Qué hacer —
(1) Enumera las ciudades que se nombran en el fragmento sobre la obra de Quesnel.
(2) Responde con lo que dice el fragmento sobre la obra de Quesnel:
(a) ¿De qué pintor es la lección de anatomía del Dr. Tulp que Quesnel reinterpreta?
(b) ¿A qué estilo pertenece el papel tapiz cuyos fragmentos aparecen en el scrapbook?
(c) ¿Qué animal aparece colgado?
(3) Retoma el texto sobre la obra de Quesnel justo después de su última oración y escribe un párrafo más.

Fragmento del documento —
-------------------------
Como regla general, la obra de Quesnel nos remite a tiempos más o menos remotos de la historia y la historia del arte: si bien hay claras referencias al universo del Barroco también las hay al siglo XIX. Vemos, por ejemplo, recortes de periódicos con retratos de caballeros respetables de la era del positivismo que sirven de base a una suerte de scrapbook salpicado de elementos dispares, como fragmentos de papel tapiz art nouveau. La base de artículos impresos sobre la cual Quesnel distribuye estos elementos  evoca casi automáticamente los serios despachos masculinos del siglo antepasado en que naturalistas, paleontólogos, antropólogos y demás coleccionaban todo tipo de artefactos, no tanto para sorprender a refinados aristócratas como sucedía con las cámaras de maravillas del siglo XVI, sino para estudiarlos detalladamente, tomando notas graves y apretadas, para luego discurrir de ellos científicamente en alguna prestigiosa universidad de París, Londres o Berlín de la que saldrían encumbrados como si se tratara de generales de guerra. Por otro lado, es particularmente significativa aquí una reinterpretación de la lección de anatomía del Dr. Tulp de Rembrandt (un tema anteriormente explorado por Quesnel) ya que a pesar de pertenecer al siglo XVII apunta sin duda a aquel orden racional que triunfaría en el XIX por medio de la ciencia. Existen otros elementos que nos remiten al siglo XVII como aquella perdiz colgada que podría provenir de cualquier bodegón de caza como una alusión más al ámbito de lo masculino.
-------------------------
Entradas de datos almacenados
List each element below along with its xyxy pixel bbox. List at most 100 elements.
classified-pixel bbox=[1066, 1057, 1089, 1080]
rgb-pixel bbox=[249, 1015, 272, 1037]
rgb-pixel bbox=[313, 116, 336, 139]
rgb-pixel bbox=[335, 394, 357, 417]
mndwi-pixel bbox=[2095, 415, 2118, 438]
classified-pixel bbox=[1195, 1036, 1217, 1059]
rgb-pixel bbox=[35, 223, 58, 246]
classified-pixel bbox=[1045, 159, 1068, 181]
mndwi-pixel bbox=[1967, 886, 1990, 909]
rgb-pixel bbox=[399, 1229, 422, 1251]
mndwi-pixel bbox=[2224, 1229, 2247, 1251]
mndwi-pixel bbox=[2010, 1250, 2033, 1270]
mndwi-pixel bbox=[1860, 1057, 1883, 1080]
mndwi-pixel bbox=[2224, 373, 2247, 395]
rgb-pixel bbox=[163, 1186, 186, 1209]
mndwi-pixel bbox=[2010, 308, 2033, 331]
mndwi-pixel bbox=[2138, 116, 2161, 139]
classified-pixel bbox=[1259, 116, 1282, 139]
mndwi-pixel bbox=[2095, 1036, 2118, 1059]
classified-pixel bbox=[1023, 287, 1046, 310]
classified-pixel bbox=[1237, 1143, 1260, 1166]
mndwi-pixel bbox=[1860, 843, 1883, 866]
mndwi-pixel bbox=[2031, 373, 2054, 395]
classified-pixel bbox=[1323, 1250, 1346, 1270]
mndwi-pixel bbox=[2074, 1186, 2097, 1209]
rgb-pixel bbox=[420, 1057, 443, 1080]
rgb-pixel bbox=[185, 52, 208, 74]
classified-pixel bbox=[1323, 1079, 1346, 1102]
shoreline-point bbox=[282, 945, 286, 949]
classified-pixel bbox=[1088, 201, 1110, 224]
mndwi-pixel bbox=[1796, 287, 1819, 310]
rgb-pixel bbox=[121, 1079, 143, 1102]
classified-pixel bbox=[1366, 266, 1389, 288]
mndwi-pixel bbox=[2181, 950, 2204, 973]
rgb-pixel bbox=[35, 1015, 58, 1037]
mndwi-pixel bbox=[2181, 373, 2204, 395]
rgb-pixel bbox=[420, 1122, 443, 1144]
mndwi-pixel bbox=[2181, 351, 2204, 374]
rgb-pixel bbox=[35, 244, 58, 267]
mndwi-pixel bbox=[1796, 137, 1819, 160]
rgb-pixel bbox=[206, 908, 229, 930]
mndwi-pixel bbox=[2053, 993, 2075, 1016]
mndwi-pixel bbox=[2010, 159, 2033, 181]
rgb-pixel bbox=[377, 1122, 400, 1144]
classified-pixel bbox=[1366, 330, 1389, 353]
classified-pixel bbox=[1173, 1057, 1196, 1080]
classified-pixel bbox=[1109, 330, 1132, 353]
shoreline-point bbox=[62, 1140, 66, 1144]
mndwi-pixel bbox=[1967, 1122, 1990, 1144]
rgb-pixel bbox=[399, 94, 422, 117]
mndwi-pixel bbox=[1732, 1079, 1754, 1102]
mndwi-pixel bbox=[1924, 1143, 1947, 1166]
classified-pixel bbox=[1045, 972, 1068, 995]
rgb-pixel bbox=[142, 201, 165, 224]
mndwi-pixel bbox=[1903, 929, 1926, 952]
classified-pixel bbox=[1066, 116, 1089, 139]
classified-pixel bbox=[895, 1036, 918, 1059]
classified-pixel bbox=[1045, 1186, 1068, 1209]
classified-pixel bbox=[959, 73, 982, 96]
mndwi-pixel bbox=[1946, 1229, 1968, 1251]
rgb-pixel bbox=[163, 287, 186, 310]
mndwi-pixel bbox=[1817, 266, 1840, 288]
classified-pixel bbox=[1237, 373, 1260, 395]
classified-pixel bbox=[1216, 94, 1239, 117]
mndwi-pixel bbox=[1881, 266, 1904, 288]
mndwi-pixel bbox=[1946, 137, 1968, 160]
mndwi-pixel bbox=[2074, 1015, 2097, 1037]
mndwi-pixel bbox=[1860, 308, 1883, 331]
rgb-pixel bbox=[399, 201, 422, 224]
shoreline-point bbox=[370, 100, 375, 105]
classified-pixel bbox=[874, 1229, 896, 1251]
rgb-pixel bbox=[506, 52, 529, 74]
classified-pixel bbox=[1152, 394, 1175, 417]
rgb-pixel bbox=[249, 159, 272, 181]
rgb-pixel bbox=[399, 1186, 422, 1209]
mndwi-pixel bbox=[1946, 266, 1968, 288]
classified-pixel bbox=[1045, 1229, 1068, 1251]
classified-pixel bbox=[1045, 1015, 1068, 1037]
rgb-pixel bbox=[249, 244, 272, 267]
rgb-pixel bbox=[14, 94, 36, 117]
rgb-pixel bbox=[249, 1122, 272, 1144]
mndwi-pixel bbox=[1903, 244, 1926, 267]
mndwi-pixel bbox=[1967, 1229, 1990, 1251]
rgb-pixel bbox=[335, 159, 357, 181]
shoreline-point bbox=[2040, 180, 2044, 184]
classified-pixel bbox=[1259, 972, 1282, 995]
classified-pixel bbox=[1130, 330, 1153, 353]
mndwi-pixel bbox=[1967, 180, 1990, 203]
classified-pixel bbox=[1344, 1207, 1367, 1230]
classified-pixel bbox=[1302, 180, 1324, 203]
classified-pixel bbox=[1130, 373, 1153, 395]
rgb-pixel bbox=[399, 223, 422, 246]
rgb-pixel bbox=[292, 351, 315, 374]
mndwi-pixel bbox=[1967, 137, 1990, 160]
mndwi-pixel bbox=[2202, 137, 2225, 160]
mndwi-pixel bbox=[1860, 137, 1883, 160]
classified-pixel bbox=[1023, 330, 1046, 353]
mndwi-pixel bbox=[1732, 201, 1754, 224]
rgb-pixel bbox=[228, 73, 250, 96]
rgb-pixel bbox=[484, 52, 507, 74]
-------------------------
Respuestas por número —
(1) París, Londres y Berlín.

(2)
(a) Rembrandt.
(b) Art nouveau.
(c) Una perdiz.

(3)
Pero en medio de todas estas alusiones a un patriarcado respetable y racional, se introducen de manera contundente, aunque oblicua, algunos elementos inquietantes como aquel demonio japonés de piel azul que parece reprocharle a los estudiantes de medicina del mismo Dr. Tulp su excesivo desapego frente al cadáver estudiado. El oriente imaginario parece irrumpir de manera sorpresiva, incontenible y desordenada, amenazando en todo momento aquel sustrato racional sobre el que Quesnel integra elementos orientales o orientalizantes como monos de las chinoiseries del siglo XVIII o tibores de la China de los que surgen follajes trazados libremente. Es como si toda la ordenada racionalidad de Occidente se viera invadida por la vida misma de aquellos elementos “exóticos” que pretendió aislar científicamente.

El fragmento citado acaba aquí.